_EXERCISE DESCRIPTION_
Reproduce all the lines exactly as they stand, apart from the pictures.

_DATASET ENTRIES_
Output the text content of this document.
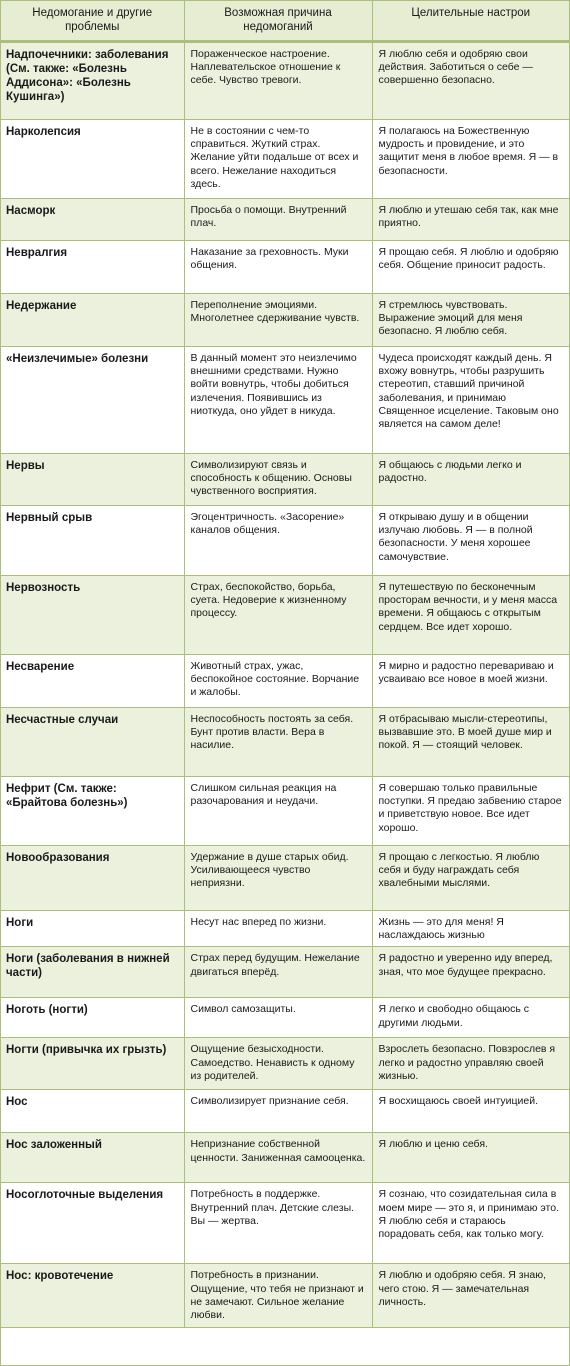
Недомогание и другие проблемы	Возможная причина недомоганий	Целительные настрои
Надпочечники: заболевания (См. также: «Болезнь Аддисона»: «Болезнь Кушинга»)	Пораженческое настроение. Наплевательское отношение к себе. Чувство тревоги.	Я люблю себя и одобряю свои действия. Заботиться о себе — совершенно безопасно.
Нарколепсия	Не в состоянии с чем-то справиться. Жуткий страх. Желание уйти подальше от всех и всего. Нежелание находиться здесь.	Я полагаюсь на Божественную мудрость и провидение, и это защитит меня в любое время. Я — в безопасности.
Насморк	Просьба о помощи. Внутренний плач.	Я люблю и утешаю себя так, как мне приятно.
Невралгия	Наказание за греховность. Муки общения.	Я прощаю себя. Я люблю и одобряю себя. Общение приносит радость.
Недержание	Переполнение эмоциями. Многолетнее сдерживание чувств.	Я стремлюсь чувствовать. Выражение эмоций для меня безопасно. Я люблю себя.
«Неизлечимые» болезни	В данный момент это неизлечимо внешними средствами. Нужно войти вовнутрь, чтобы добиться излечения. Появившись из ниоткуда, оно уйдет в никуда.	Чудеса происходят каждый день. Я вхожу вовнутрь, чтобы разрушить стереотип, ставший причиной заболевания, и принимаю Священное исцеление. Таковым оно является на самом деле!
Нервы	Символизируют связь и способность к общению. Основы чувственного восприятия.	Я общаюсь с людьми легко и радостно.
Нервный срыв	Эгоцентричность. «Засорение» каналов общения.	Я открываю душу и в общении излучаю любовь. Я — в полной безопасности. У меня хорошее самочувствие.
Нервозность	Страх, беспокойство, борьба, суета. Недоверие к жизненному процессу.	Я путешествую по бесконечным просторам вечности, и у меня масса времени. Я общаюсь с открытым сердцем. Все идет хорошо.
Несварение	Животный страх, ужас, беспокойное состояние. Ворчание и жалобы.	Я мирно и радостно перевариваю и усваиваю все новое в моей жизни.
Несчастные случаи	Неспособность постоять за себя. Бунт против власти. Вера в насилие.	Я отбрасываю мысли-стереотипы, вызвавшие это. В моей душе мир и покой. Я — стоящий человек.
Нефрит (См. также: «Брайтова болезнь»)	Слишком сильная реакция на разочарования и неудачи.	Я совершаю только правильные поступки. Я предаю забвению старое и приветствую новое. Все идет хорошо.
Новообразования	Удержание в душе старых обид. Усиливающееся чувство неприязни.	Я прощаю с легкостью. Я люблю себя и буду награждать себя хвалебными мыслями.
Ноги	Несут нас вперед по жизни.	Жизнь — это для меня! Я наслаждаюсь жизнью
Ноги (заболевания в нижней части)	Страх перед будущим. Нежелание двигаться вперёд.	Я радостно и уверенно иду вперед, зная, что мое будущее прекрасно.
Ноготь (ногти)	Символ самозащиты.	Я легко и свободно общаюсь с другими людьми.
Ногти (привычка их грызть)	Ощущение безысходности. Самоедство. Ненависть к одному из родителей.	Взрослеть безопасно. Повзрослев я легко и радостно управляю своей жизнью.
Нос	Символизирует признание себя.	Я восхищаюсь своей интуицией.
Нос заложенный	Непризнание собственной ценности. Заниженная самооценка.	Я люблю и ценю себя.
Носоглоточные выделения	Потребность в поддержке. Внутренний плач. Детские слезы. Вы — жертва.	Я сознаю, что созидательная сила в моем мире — это я, и принимаю это. Я люблю себя и стараюсь порадовать себя, как только могу.
Нос: кровотечение	Потребность в признании. Ощущение, что тебя не признают и не замечают. Сильное желание любви.	Я люблю и одобряю себя. Я знаю, чего стою. Я — замечательная личность.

_TASK RESULT_
Output the text content of this document.
Недомогание и другие проблемы	Возможная причина недомоганий	Целительные настрои
Надпочечники: заболевания (См. также: «Болезнь Аддисона»: «Болезнь Кушинга»)	Пораженческое настроение. Наплевательское отношение к себе. Чувство тревоги.	Я люблю себя и одобряю свои действия. Заботиться о себе — совершенно безопасно.
Нарколепсия	Не в состоянии с чем-то справиться. Жуткий страх. Желание уйти подальше от всех и всего. Нежелание находиться здесь.	Я полагаюсь на Божественную мудрость и провидение, и это защитит меня в любое время. Я — в безопасности.
Насморк	Просьба о помощи. Внутренний плач.	Я люблю и утешаю себя так, как мне приятно.
Невралгия	Наказание за греховность. Муки общения.	Я прощаю себя. Я люблю и одобряю себя. Общение приносит радость.
Недержание	Переполнение эмоциями. Многолетнее сдерживание чувств.	Я стремлюсь чувствовать. Выражение эмоций для меня безопасно. Я люблю себя.
«Неизлечимые» болезни	В данный момент это неизлечимо внешними средствами. Нужно войти вовнутрь, чтобы добиться излечения. Появившись из ниоткуда, оно уйдет в никуда.	Чудеса происходят каждый день. Я вхожу вовнутрь, чтобы разрушить стереотип, ставший причиной заболевания, и принимаю Священное исцеление. Таковым оно является на самом деле!
Нервы	Символизируют связь и способность к общению. Основы чувственного восприятия.	Я общаюсь с людьми легко и радостно.
Нервный срыв	Эгоцентричность. «Засорение» каналов общения.	Я открываю душу и в общении излучаю любовь. Я — в полной безопасности. У меня хорошее самочувствие.
Нервозность	Страх, беспокойство, борьба, суета. Недоверие к жизненному процессу.	Я путешествую по бесконечным просторам вечности, и у меня масса времени. Я общаюсь с открытым сердцем. Все идет хорошо.
Несварение	Животный страх, ужас, беспокойное состояние. Ворчание и жалобы.	Я мирно и радостно перевариваю и усваиваю все новое в моей жизни.
Несчастные случаи	Неспособность постоять за себя. Бунт против власти. Вера в насилие.	Я отбрасываю мысли-стереотипы, вызвавшие это. В моей душе мир и покой. Я — стоящий человек.
Нефрит (См. также: «Брайтова болезнь»)	Слишком сильная реакция на разочарования и неудачи.	Я совершаю только правильные поступки. Я предаю забвению старое и приветствую новое. Все идет хорошо.
Новообразования	Удержание в душе старых обид. Усиливающееся чувство неприязни.	Я прощаю с легкостью. Я люблю себя и буду награждать себя хвалебными мыслями.
Ноги	Несут нас вперед по жизни.	Жизнь — это для меня! Я наслаждаюсь жизнью
Ноги (заболевания в нижней части)	Страх перед будущим. Нежелание двигаться вперёд.	Я радостно и уверенно иду вперед, зная, что мое будущее прекрасно.
Ноготь (ногти)	Символ самозащиты.	Я легко и свободно общаюсь с другими людьми.
Ногти (привычка их грызть)	Ощущение безысходности. Самоедство. Ненависть к одному из родителей.	Взрослеть безопасно. Повзрослев я легко и радостно управляю своей жизнью.
Нос	Символизирует признание себя.	Я восхищаюсь своей интуицией.
Нос заложенный	Непризнание собственной ценности. Заниженная самооценка.	Я люблю и ценю себя.
Носоглоточные выделения	Потребность в поддержке. Внутренний плач. Детские слезы. Вы — жертва.	Я сознаю, что созидательная сила в моем мире — это я, и принимаю это. Я люблю себя и стараюсь порадовать себя, как только могу.
Нос: кровотечение	Потребность в признании. Ощущение, что тебя не признают и не замечают. Сильное желание любви.	Я люблю и одобряю себя. Я знаю, чего стою. Я — замечательная личность.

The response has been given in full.